PROBLEM TO WORK ON => From the line containing "Convert this screenshot" to the end of the data, retype every line exactly and nothing else. Drop the pictures.

◇ ◇ ◇ ◇ ◇

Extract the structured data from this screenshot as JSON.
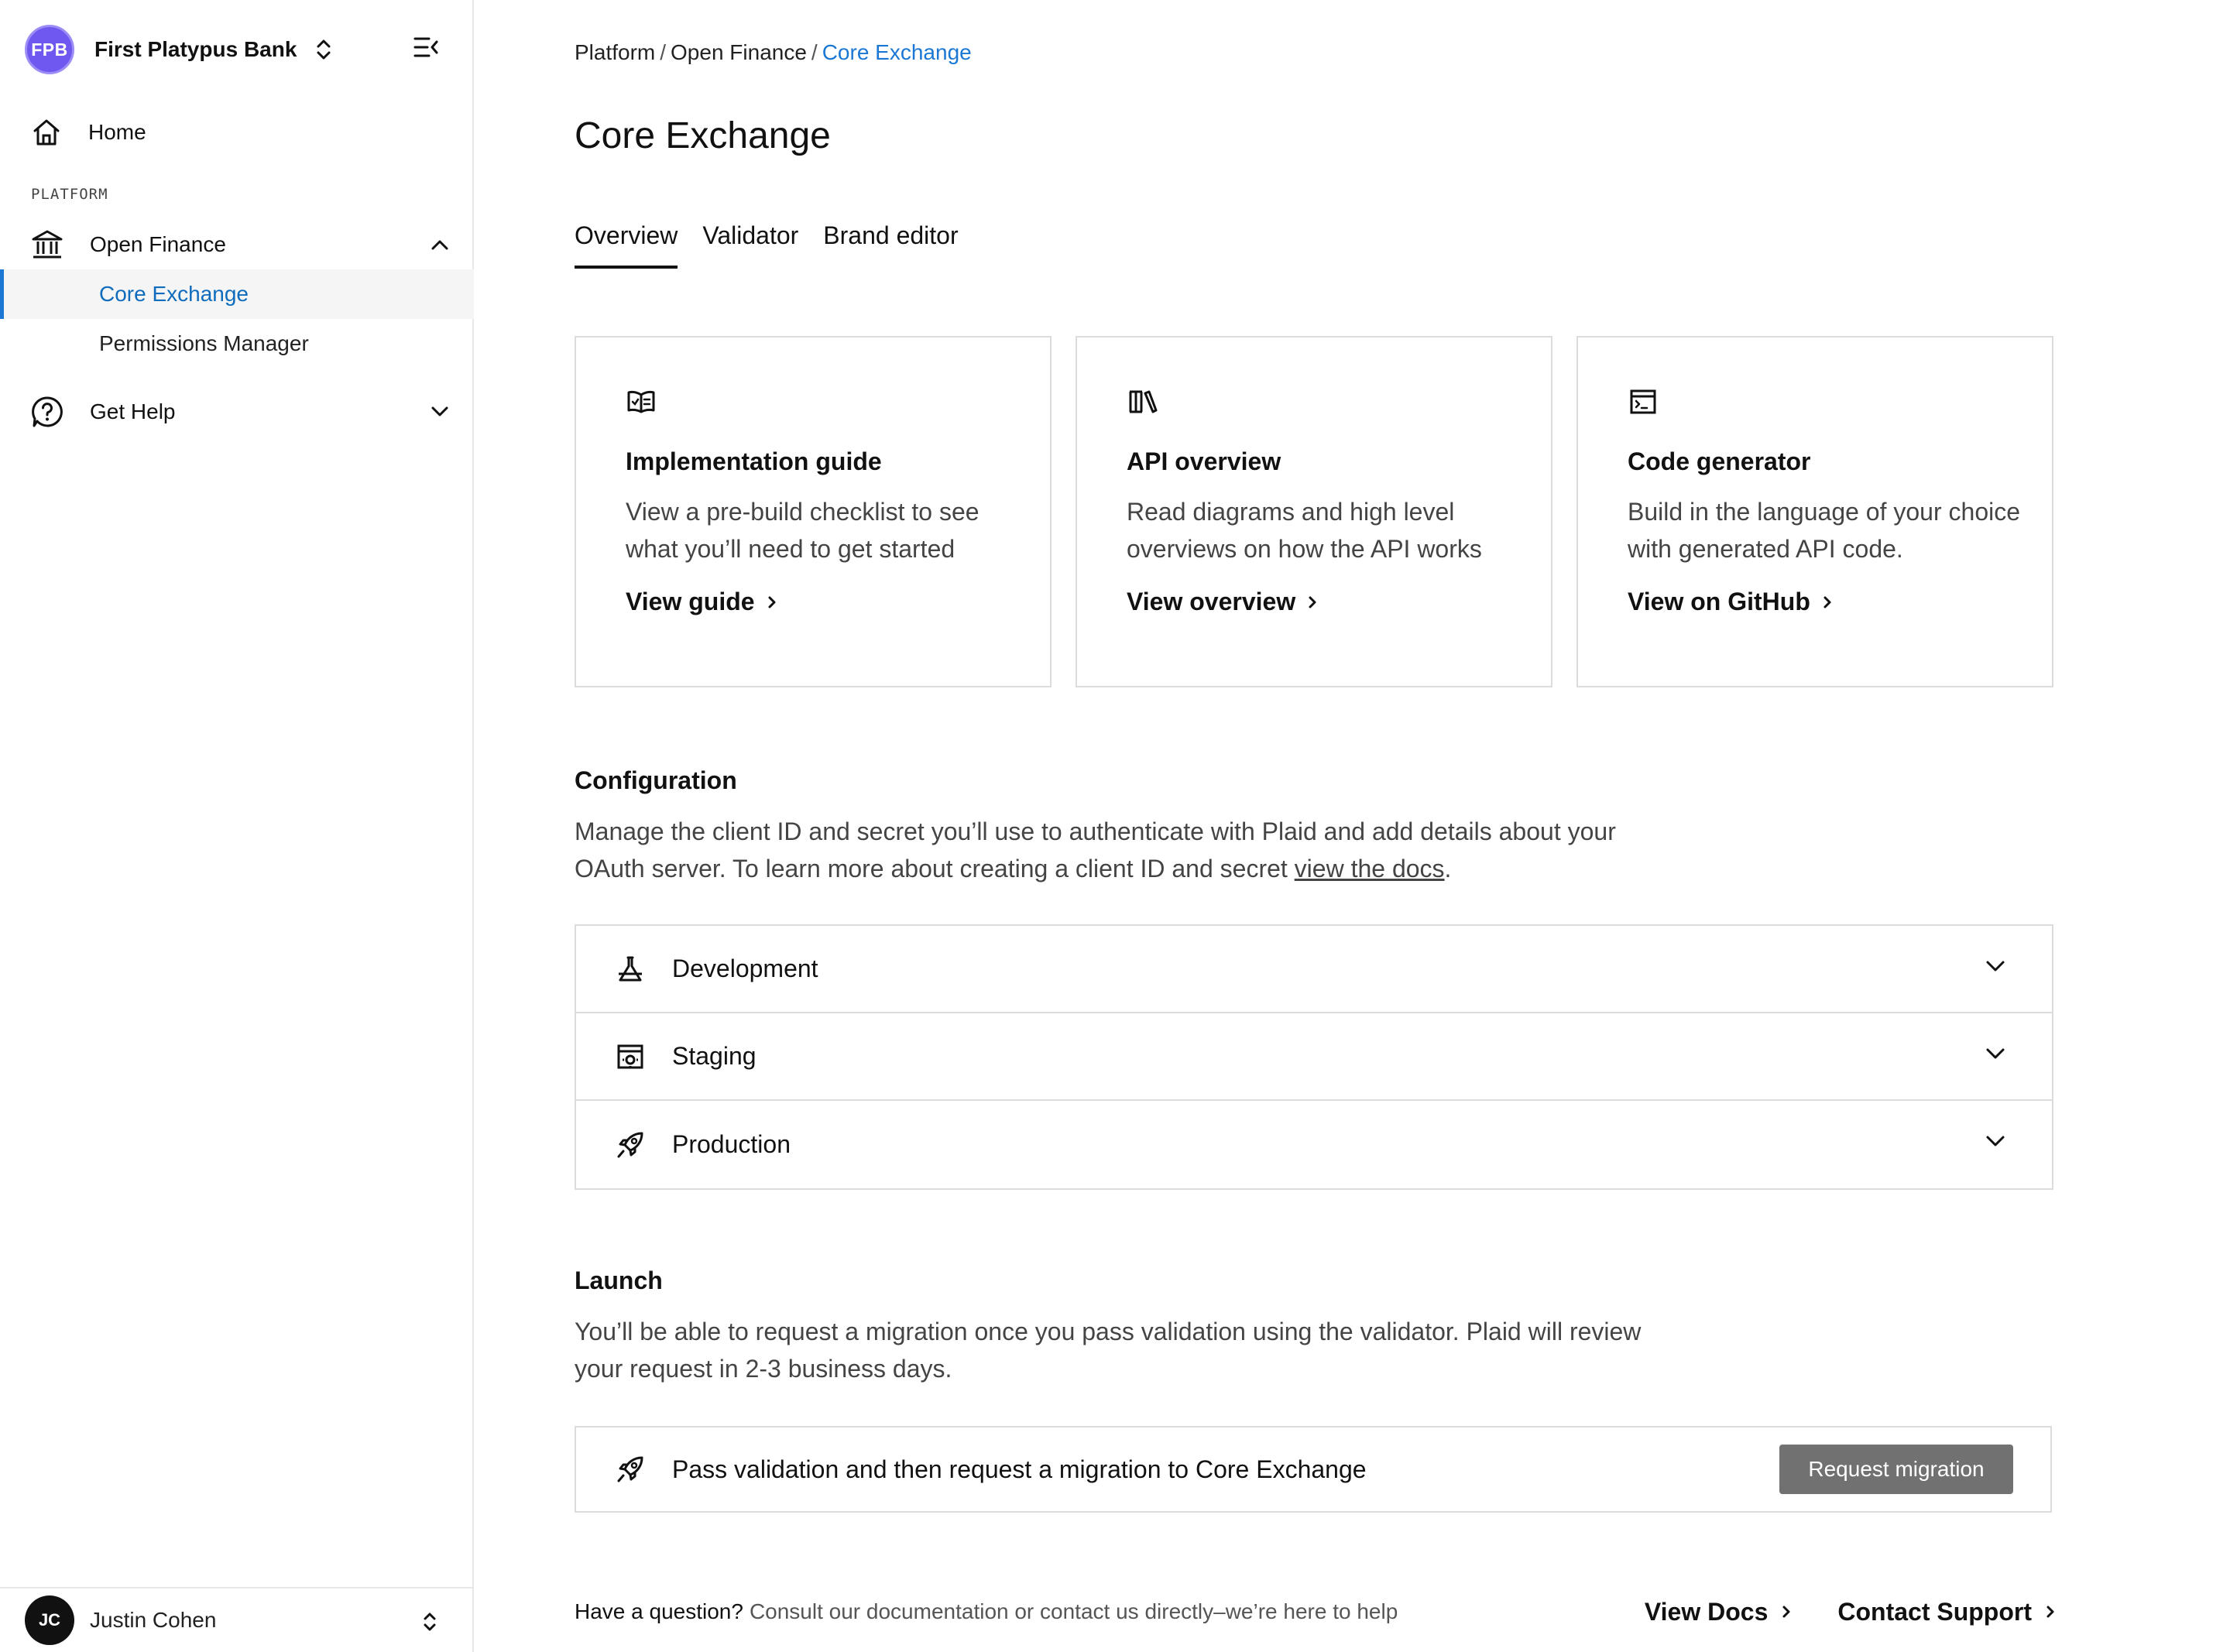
{
  "sidebar": {
    "org_initials": "FPB",
    "org_name": "First Platypus Bank",
    "home_label": "Home",
    "section_label": "PLATFORM",
    "open_finance_label": "Open Finance",
    "sub_items": [
      {
        "label": "Core Exchange",
        "active": true
      },
      {
        "label": "Permissions Manager",
        "active": false
      }
    ],
    "help_label": "Get Help",
    "user": {
      "initials": "JC",
      "name": "Justin Cohen"
    }
  },
  "breadcrumb": {
    "items": [
      "Platform",
      "Open Finance",
      "Core Exchange"
    ],
    "separator": "/"
  },
  "page_title": "Core Exchange",
  "tabs": [
    {
      "label": "Overview",
      "active": true
    },
    {
      "label": "Validator",
      "active": false
    },
    {
      "label": "Brand editor",
      "active": false
    }
  ],
  "cards": [
    {
      "icon": "book-open-icon",
      "title": "Implementation guide",
      "desc": "View a pre-build checklist to see what you’ll need to get started",
      "link": "View guide"
    },
    {
      "icon": "library-icon",
      "title": "API overview",
      "desc": "Read diagrams and high level overviews on how the API works",
      "link": "View overview"
    },
    {
      "icon": "terminal-window-icon",
      "title": "Code generator",
      "desc": "Build in the language of your choice with generated API code.",
      "link": "View on GitHub"
    }
  ],
  "configuration": {
    "heading": "Configuration",
    "body_prefix": "Manage the client ID and secret you’ll use to authenticate with Plaid and add details about your OAuth server. To learn more about creating a client ID and secret ",
    "body_link": "view the docs",
    "body_suffix": ".",
    "environments": [
      {
        "icon": "flask-icon",
        "label": "Development"
      },
      {
        "icon": "staging-icon",
        "label": "Staging"
      },
      {
        "icon": "rocket-icon",
        "label": "Production"
      }
    ]
  },
  "launch": {
    "heading": "Launch",
    "body": "You’ll be able to request a migration once you pass validation using the validator. Plaid will review your request in 2-3 business days.",
    "box_text": "Pass validation and then request a migration to Core Exchange",
    "button_label": "Request migration"
  },
  "footer": {
    "question": "Have a question?",
    "sub": "Consult our documentation or contact us directly–we’re here to help",
    "links": [
      "View Docs",
      "Contact Support"
    ]
  },
  "colors": {
    "accent": "#1a78d4",
    "org_logo": "#6e58f0",
    "button_disabled": "#717171",
    "border": "#dcdcdc"
  }
}
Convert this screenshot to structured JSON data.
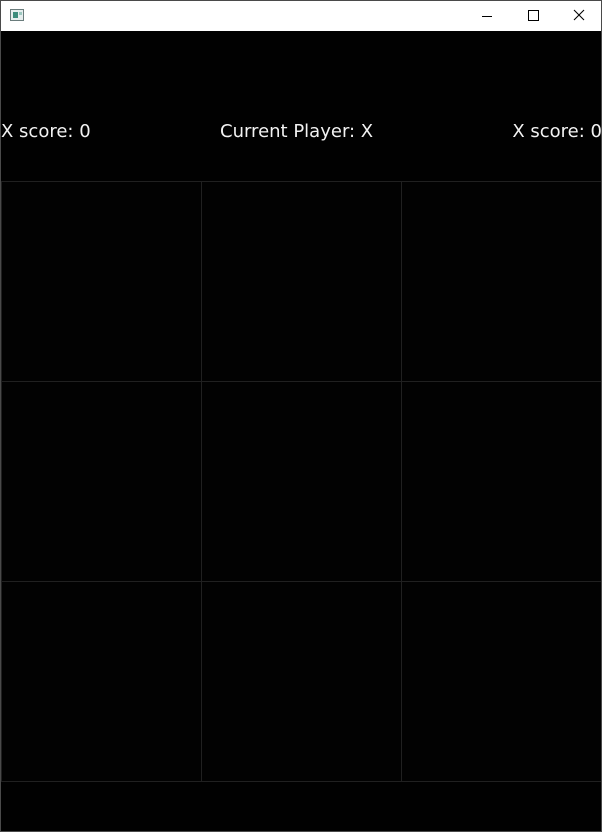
{
  "titlebar": {
    "icon": "app-window-icon",
    "controls": {
      "minimize": "minimize-icon",
      "maximize": "maximize-icon",
      "close": "close-icon"
    }
  },
  "game": {
    "left_score": "X score: 0",
    "current_player": "Current Player: X",
    "right_score": "X score: 0",
    "board": {
      "rows": 3,
      "cols": 3,
      "cells": [
        "",
        "",
        "",
        "",
        "",
        "",
        "",
        "",
        ""
      ]
    }
  },
  "colors": {
    "background": "#010101",
    "grid_line": "#202020",
    "text": "#f2f2f2",
    "titlebar": "#ffffff"
  }
}
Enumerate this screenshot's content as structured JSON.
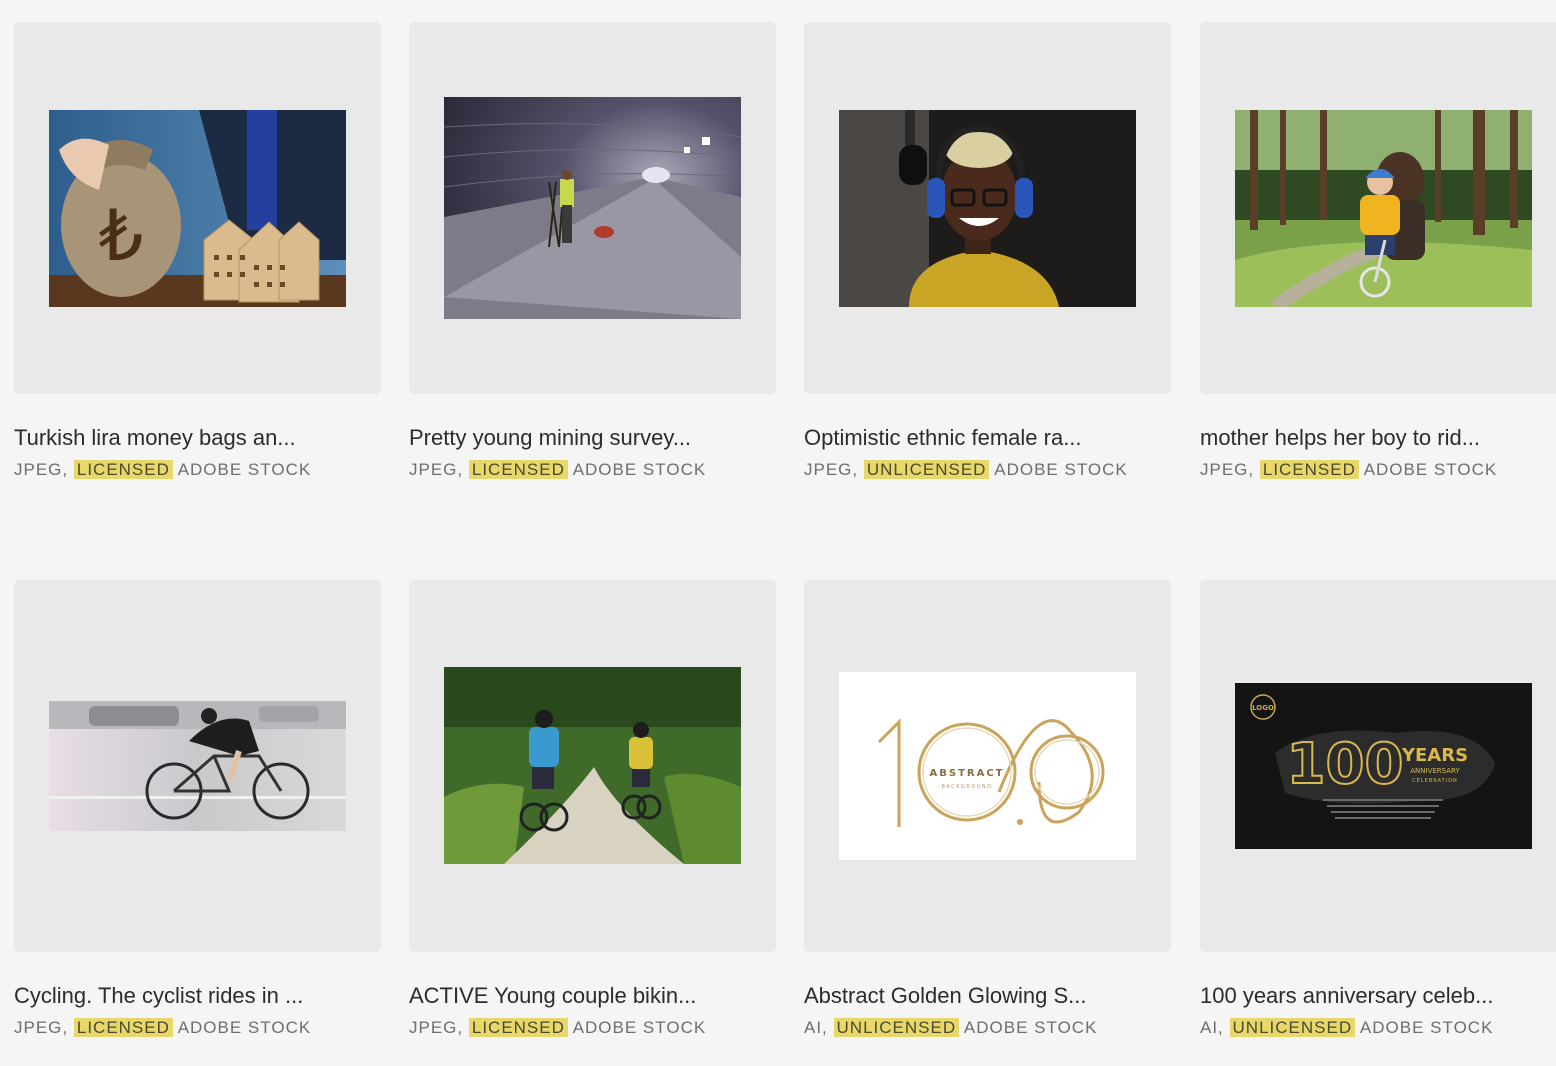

◇ ◇ ◇ ◇ ◇

ANSWER =>
Convert this screenshot to structured JSON data.
{
  "titlebar": {
    "icon": "app-window-icon",
    "controls": {
      "minimize": "minimize-icon",
      "maximize": "maximize-icon",
      "close": "close-icon"
    }
  },
  "game": {
    "left_score": "X score: 0",
    "current_player": "Current Player: X",
    "right_score": "X score: 0",
    "board": {
      "rows": 3,
      "cols": 3,
      "cells": [
        "",
        "",
        "",
        "",
        "",
        "",
        "",
        "",
        ""
      ]
    }
  },
  "colors": {
    "background": "#010101",
    "grid_line": "#202020",
    "text": "#f2f2f2",
    "titlebar": "#ffffff"
  }
}
Enumerate this screenshot's content as structured JSON.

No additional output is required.